■ DO THIS: Copy every entry word for word. Skip the pictures.

Entries with figure data
═══

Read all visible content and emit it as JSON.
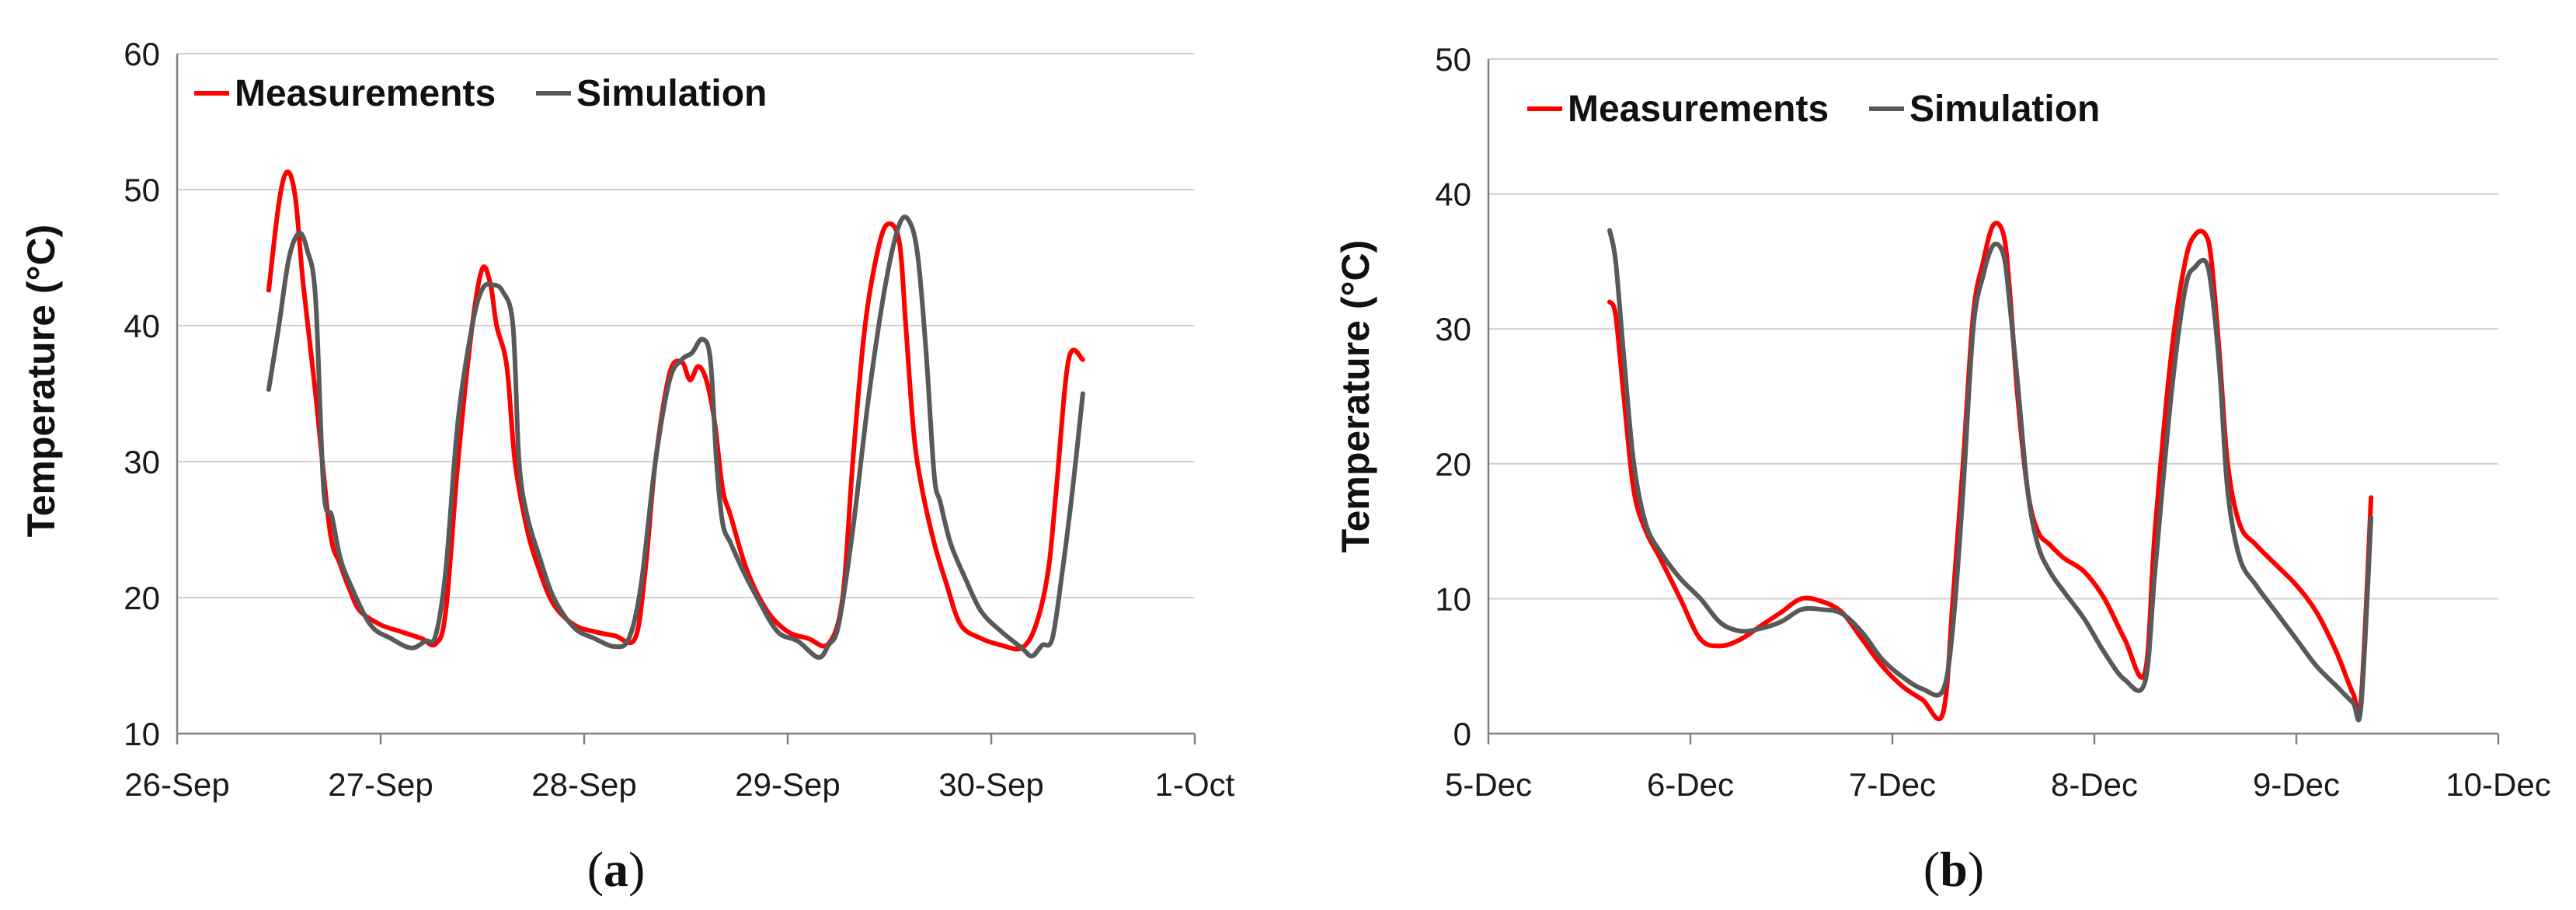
{
  "colors": {
    "measurements": "#ff0000",
    "simulation": "#595959"
  },
  "chart_data": [
    {
      "type": "line",
      "panel_label": "a",
      "ylabel": "Temperature (°C)",
      "xlabel": "",
      "ylim": [
        10,
        60
      ],
      "yticks": [
        10,
        20,
        30,
        40,
        50,
        60
      ],
      "xlim": [
        0,
        5
      ],
      "xticks": [
        0,
        1,
        2,
        3,
        4,
        5
      ],
      "xtick_labels": [
        "26-Sep",
        "27-Sep",
        "28-Sep",
        "29-Sep",
        "30-Sep",
        "1-Oct"
      ],
      "grid": true,
      "legend": "top-left",
      "series": [
        {
          "name": "Measurements",
          "color": "#ff0000",
          "x": [
            0.45,
            0.5,
            0.54,
            0.58,
            0.62,
            0.68,
            0.75,
            0.8,
            0.85,
            0.9,
            1.0,
            1.1,
            1.2,
            1.27,
            1.32,
            1.38,
            1.45,
            1.5,
            1.54,
            1.57,
            1.62,
            1.66,
            1.72,
            1.78,
            1.85,
            1.95,
            2.05,
            2.15,
            2.25,
            2.3,
            2.35,
            2.42,
            2.48,
            2.52,
            2.56,
            2.6,
            2.64,
            2.68,
            2.72,
            2.8,
            2.9,
            3.0,
            3.1,
            3.2,
            3.27,
            3.32,
            3.38,
            3.45,
            3.5,
            3.55,
            3.58,
            3.62,
            3.66,
            3.72,
            3.78,
            3.85,
            3.95,
            4.05,
            4.15,
            4.22,
            4.28,
            4.32,
            4.38,
            4.45
          ],
          "y": [
            42.6,
            49,
            51.3,
            49.5,
            43,
            35,
            25,
            22.5,
            20.5,
            19,
            18,
            17.5,
            17,
            16.6,
            19,
            30,
            40,
            44.2,
            43,
            40,
            37,
            30,
            25,
            22,
            19.5,
            18,
            17.5,
            17.2,
            17,
            22,
            30,
            36.5,
            37.3,
            36,
            37,
            36,
            33,
            28,
            26,
            22,
            19,
            17.5,
            17,
            16.6,
            20,
            30,
            40,
            46,
            47.5,
            46,
            40,
            32,
            28,
            24,
            21,
            18,
            17,
            16.5,
            16.3,
            18,
            22,
            28,
            37.5,
            37.5
          ]
        },
        {
          "name": "Simulation",
          "color": "#595959",
          "x": [
            0.45,
            0.5,
            0.55,
            0.6,
            0.64,
            0.68,
            0.72,
            0.76,
            0.8,
            0.85,
            0.95,
            1.05,
            1.15,
            1.22,
            1.27,
            1.32,
            1.38,
            1.45,
            1.5,
            1.55,
            1.6,
            1.65,
            1.68,
            1.72,
            1.78,
            1.85,
            1.95,
            2.05,
            2.15,
            2.22,
            2.28,
            2.35,
            2.42,
            2.48,
            2.53,
            2.58,
            2.62,
            2.65,
            2.68,
            2.72,
            2.78,
            2.85,
            2.95,
            3.05,
            3.15,
            3.2,
            3.25,
            3.32,
            3.4,
            3.48,
            3.55,
            3.6,
            3.64,
            3.68,
            3.72,
            3.75,
            3.8,
            3.87,
            3.95,
            4.05,
            4.15,
            4.2,
            4.25,
            4.3,
            4.35,
            4.4,
            4.45
          ],
          "y": [
            35.3,
            40,
            45,
            46.8,
            45.5,
            42,
            28,
            26,
            23,
            21,
            18,
            17,
            16.3,
            16.8,
            17.2,
            22,
            33,
            40,
            42.7,
            43,
            42.5,
            40,
            30,
            26,
            23,
            20,
            17.8,
            17,
            16.4,
            17,
            21,
            30,
            36,
            37.5,
            38,
            39,
            37.5,
            30,
            25.5,
            24,
            22,
            20,
            17.5,
            16.8,
            15.6,
            16.5,
            18,
            25,
            35,
            43,
            47.5,
            47.6,
            45,
            38,
            29,
            27,
            24,
            21.5,
            19,
            17.5,
            16.3,
            15.7,
            16.5,
            17,
            22,
            28,
            35
          ]
        }
      ]
    },
    {
      "type": "line",
      "panel_label": "b",
      "ylabel": "Temperature (°C)",
      "xlabel": "",
      "ylim": [
        0,
        50
      ],
      "yticks": [
        0,
        10,
        20,
        30,
        40,
        50
      ],
      "xlim": [
        0,
        5
      ],
      "xticks": [
        0,
        1,
        2,
        3,
        4,
        5
      ],
      "xtick_labels": [
        "5-Dec",
        "6-Dec",
        "7-Dec",
        "8-Dec",
        "9-Dec",
        "10-Dec"
      ],
      "grid": true,
      "legend": "top-left",
      "series": [
        {
          "name": "Measurements",
          "color": "#ff0000",
          "x": [
            0.6,
            0.63,
            0.67,
            0.72,
            0.78,
            0.85,
            0.95,
            1.05,
            1.15,
            1.25,
            1.35,
            1.45,
            1.55,
            1.65,
            1.75,
            1.85,
            1.95,
            2.05,
            2.15,
            2.25,
            2.3,
            2.35,
            2.4,
            2.45,
            2.5,
            2.55,
            2.58,
            2.62,
            2.67,
            2.72,
            2.78,
            2.85,
            2.95,
            3.05,
            3.15,
            3.25,
            3.3,
            3.38,
            3.45,
            3.5,
            3.55,
            3.58,
            3.62,
            3.66,
            3.72,
            3.8,
            3.9,
            4.0,
            4.1,
            4.2,
            4.28,
            4.32,
            4.37
          ],
          "y": [
            32,
            31,
            25,
            18,
            15,
            13,
            10,
            7,
            6.5,
            7,
            8,
            9,
            10,
            9.8,
            9,
            7,
            5,
            3.5,
            2.5,
            1.5,
            10,
            20,
            31,
            35,
            37.7,
            37,
            33,
            25,
            18,
            15,
            14,
            13,
            12,
            10,
            7,
            4.5,
            15,
            28,
            35,
            37,
            37,
            35,
            28,
            20,
            15.5,
            14,
            12.5,
            11,
            9,
            6,
            3,
            2.5,
            17.5
          ]
        },
        {
          "name": "Simulation",
          "color": "#595959",
          "x": [
            0.6,
            0.63,
            0.67,
            0.72,
            0.78,
            0.85,
            0.95,
            1.05,
            1.15,
            1.25,
            1.35,
            1.45,
            1.55,
            1.65,
            1.75,
            1.85,
            1.95,
            2.05,
            2.15,
            2.25,
            2.3,
            2.35,
            2.4,
            2.45,
            2.5,
            2.55,
            2.58,
            2.62,
            2.67,
            2.72,
            2.78,
            2.85,
            2.95,
            3.05,
            3.15,
            3.25,
            3.3,
            3.38,
            3.45,
            3.5,
            3.55,
            3.58,
            3.62,
            3.66,
            3.72,
            3.8,
            3.9,
            4.0,
            4.1,
            4.2,
            4.28,
            4.32,
            4.37
          ],
          "y": [
            37.3,
            35,
            28,
            20,
            15.5,
            13.5,
            11.5,
            10,
            8.2,
            7.6,
            7.8,
            8.3,
            9.2,
            9.2,
            8.9,
            7.5,
            5.5,
            4.2,
            3.3,
            3.2,
            8,
            18,
            30,
            34,
            36.2,
            35.5,
            32,
            26,
            18,
            14,
            12,
            10.5,
            8.5,
            6,
            4,
            3.8,
            12,
            25,
            33,
            34.6,
            35,
            33,
            27,
            18,
            13,
            11,
            9,
            7,
            5,
            3.5,
            2.3,
            2,
            16
          ]
        }
      ]
    }
  ]
}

═══

■ ANSWER FOR THIS EXERCISE:
Read all visible content and emit it as JSON.
{
  "colors": {
    "measurements": "#ff0000",
    "simulation": "#595959"
  },
  "chart_data": [
    {
      "type": "line",
      "panel_label": "a",
      "ylabel": "Temperature (°C)",
      "xlabel": "",
      "ylim": [
        10,
        60
      ],
      "yticks": [
        10,
        20,
        30,
        40,
        50,
        60
      ],
      "xlim": [
        0,
        5
      ],
      "xticks": [
        0,
        1,
        2,
        3,
        4,
        5
      ],
      "xtick_labels": [
        "26-Sep",
        "27-Sep",
        "28-Sep",
        "29-Sep",
        "30-Sep",
        "1-Oct"
      ],
      "grid": true,
      "legend": "top-left",
      "series": [
        {
          "name": "Measurements",
          "color": "#ff0000",
          "x": [
            0.45,
            0.5,
            0.54,
            0.58,
            0.62,
            0.68,
            0.75,
            0.8,
            0.85,
            0.9,
            1.0,
            1.1,
            1.2,
            1.27,
            1.32,
            1.38,
            1.45,
            1.5,
            1.54,
            1.57,
            1.62,
            1.66,
            1.72,
            1.78,
            1.85,
            1.95,
            2.05,
            2.15,
            2.25,
            2.3,
            2.35,
            2.42,
            2.48,
            2.52,
            2.56,
            2.6,
            2.64,
            2.68,
            2.72,
            2.8,
            2.9,
            3.0,
            3.1,
            3.2,
            3.27,
            3.32,
            3.38,
            3.45,
            3.5,
            3.55,
            3.58,
            3.62,
            3.66,
            3.72,
            3.78,
            3.85,
            3.95,
            4.05,
            4.15,
            4.22,
            4.28,
            4.32,
            4.38,
            4.45
          ],
          "y": [
            42.6,
            49,
            51.3,
            49.5,
            43,
            35,
            25,
            22.5,
            20.5,
            19,
            18,
            17.5,
            17,
            16.6,
            19,
            30,
            40,
            44.2,
            43,
            40,
            37,
            30,
            25,
            22,
            19.5,
            18,
            17.5,
            17.2,
            17,
            22,
            30,
            36.5,
            37.3,
            36,
            37,
            36,
            33,
            28,
            26,
            22,
            19,
            17.5,
            17,
            16.6,
            20,
            30,
            40,
            46,
            47.5,
            46,
            40,
            32,
            28,
            24,
            21,
            18,
            17,
            16.5,
            16.3,
            18,
            22,
            28,
            37.5,
            37.5
          ]
        },
        {
          "name": "Simulation",
          "color": "#595959",
          "x": [
            0.45,
            0.5,
            0.55,
            0.6,
            0.64,
            0.68,
            0.72,
            0.76,
            0.8,
            0.85,
            0.95,
            1.05,
            1.15,
            1.22,
            1.27,
            1.32,
            1.38,
            1.45,
            1.5,
            1.55,
            1.6,
            1.65,
            1.68,
            1.72,
            1.78,
            1.85,
            1.95,
            2.05,
            2.15,
            2.22,
            2.28,
            2.35,
            2.42,
            2.48,
            2.53,
            2.58,
            2.62,
            2.65,
            2.68,
            2.72,
            2.78,
            2.85,
            2.95,
            3.05,
            3.15,
            3.2,
            3.25,
            3.32,
            3.4,
            3.48,
            3.55,
            3.6,
            3.64,
            3.68,
            3.72,
            3.75,
            3.8,
            3.87,
            3.95,
            4.05,
            4.15,
            4.2,
            4.25,
            4.3,
            4.35,
            4.4,
            4.45
          ],
          "y": [
            35.3,
            40,
            45,
            46.8,
            45.5,
            42,
            28,
            26,
            23,
            21,
            18,
            17,
            16.3,
            16.8,
            17.2,
            22,
            33,
            40,
            42.7,
            43,
            42.5,
            40,
            30,
            26,
            23,
            20,
            17.8,
            17,
            16.4,
            17,
            21,
            30,
            36,
            37.5,
            38,
            39,
            37.5,
            30,
            25.5,
            24,
            22,
            20,
            17.5,
            16.8,
            15.6,
            16.5,
            18,
            25,
            35,
            43,
            47.5,
            47.6,
            45,
            38,
            29,
            27,
            24,
            21.5,
            19,
            17.5,
            16.3,
            15.7,
            16.5,
            17,
            22,
            28,
            35
          ]
        }
      ]
    },
    {
      "type": "line",
      "panel_label": "b",
      "ylabel": "Temperature (°C)",
      "xlabel": "",
      "ylim": [
        0,
        50
      ],
      "yticks": [
        0,
        10,
        20,
        30,
        40,
        50
      ],
      "xlim": [
        0,
        5
      ],
      "xticks": [
        0,
        1,
        2,
        3,
        4,
        5
      ],
      "xtick_labels": [
        "5-Dec",
        "6-Dec",
        "7-Dec",
        "8-Dec",
        "9-Dec",
        "10-Dec"
      ],
      "grid": true,
      "legend": "top-left",
      "series": [
        {
          "name": "Measurements",
          "color": "#ff0000",
          "x": [
            0.6,
            0.63,
            0.67,
            0.72,
            0.78,
            0.85,
            0.95,
            1.05,
            1.15,
            1.25,
            1.35,
            1.45,
            1.55,
            1.65,
            1.75,
            1.85,
            1.95,
            2.05,
            2.15,
            2.25,
            2.3,
            2.35,
            2.4,
            2.45,
            2.5,
            2.55,
            2.58,
            2.62,
            2.67,
            2.72,
            2.78,
            2.85,
            2.95,
            3.05,
            3.15,
            3.25,
            3.3,
            3.38,
            3.45,
            3.5,
            3.55,
            3.58,
            3.62,
            3.66,
            3.72,
            3.8,
            3.9,
            4.0,
            4.1,
            4.2,
            4.28,
            4.32,
            4.37
          ],
          "y": [
            32,
            31,
            25,
            18,
            15,
            13,
            10,
            7,
            6.5,
            7,
            8,
            9,
            10,
            9.8,
            9,
            7,
            5,
            3.5,
            2.5,
            1.5,
            10,
            20,
            31,
            35,
            37.7,
            37,
            33,
            25,
            18,
            15,
            14,
            13,
            12,
            10,
            7,
            4.5,
            15,
            28,
            35,
            37,
            37,
            35,
            28,
            20,
            15.5,
            14,
            12.5,
            11,
            9,
            6,
            3,
            2.5,
            17.5
          ]
        },
        {
          "name": "Simulation",
          "color": "#595959",
          "x": [
            0.6,
            0.63,
            0.67,
            0.72,
            0.78,
            0.85,
            0.95,
            1.05,
            1.15,
            1.25,
            1.35,
            1.45,
            1.55,
            1.65,
            1.75,
            1.85,
            1.95,
            2.05,
            2.15,
            2.25,
            2.3,
            2.35,
            2.4,
            2.45,
            2.5,
            2.55,
            2.58,
            2.62,
            2.67,
            2.72,
            2.78,
            2.85,
            2.95,
            3.05,
            3.15,
            3.25,
            3.3,
            3.38,
            3.45,
            3.5,
            3.55,
            3.58,
            3.62,
            3.66,
            3.72,
            3.8,
            3.9,
            4.0,
            4.1,
            4.2,
            4.28,
            4.32,
            4.37
          ],
          "y": [
            37.3,
            35,
            28,
            20,
            15.5,
            13.5,
            11.5,
            10,
            8.2,
            7.6,
            7.8,
            8.3,
            9.2,
            9.2,
            8.9,
            7.5,
            5.5,
            4.2,
            3.3,
            3.2,
            8,
            18,
            30,
            34,
            36.2,
            35.5,
            32,
            26,
            18,
            14,
            12,
            10.5,
            8.5,
            6,
            4,
            3.8,
            12,
            25,
            33,
            34.6,
            35,
            33,
            27,
            18,
            13,
            11,
            9,
            7,
            5,
            3.5,
            2.3,
            2,
            16
          ]
        }
      ]
    }
  ]
}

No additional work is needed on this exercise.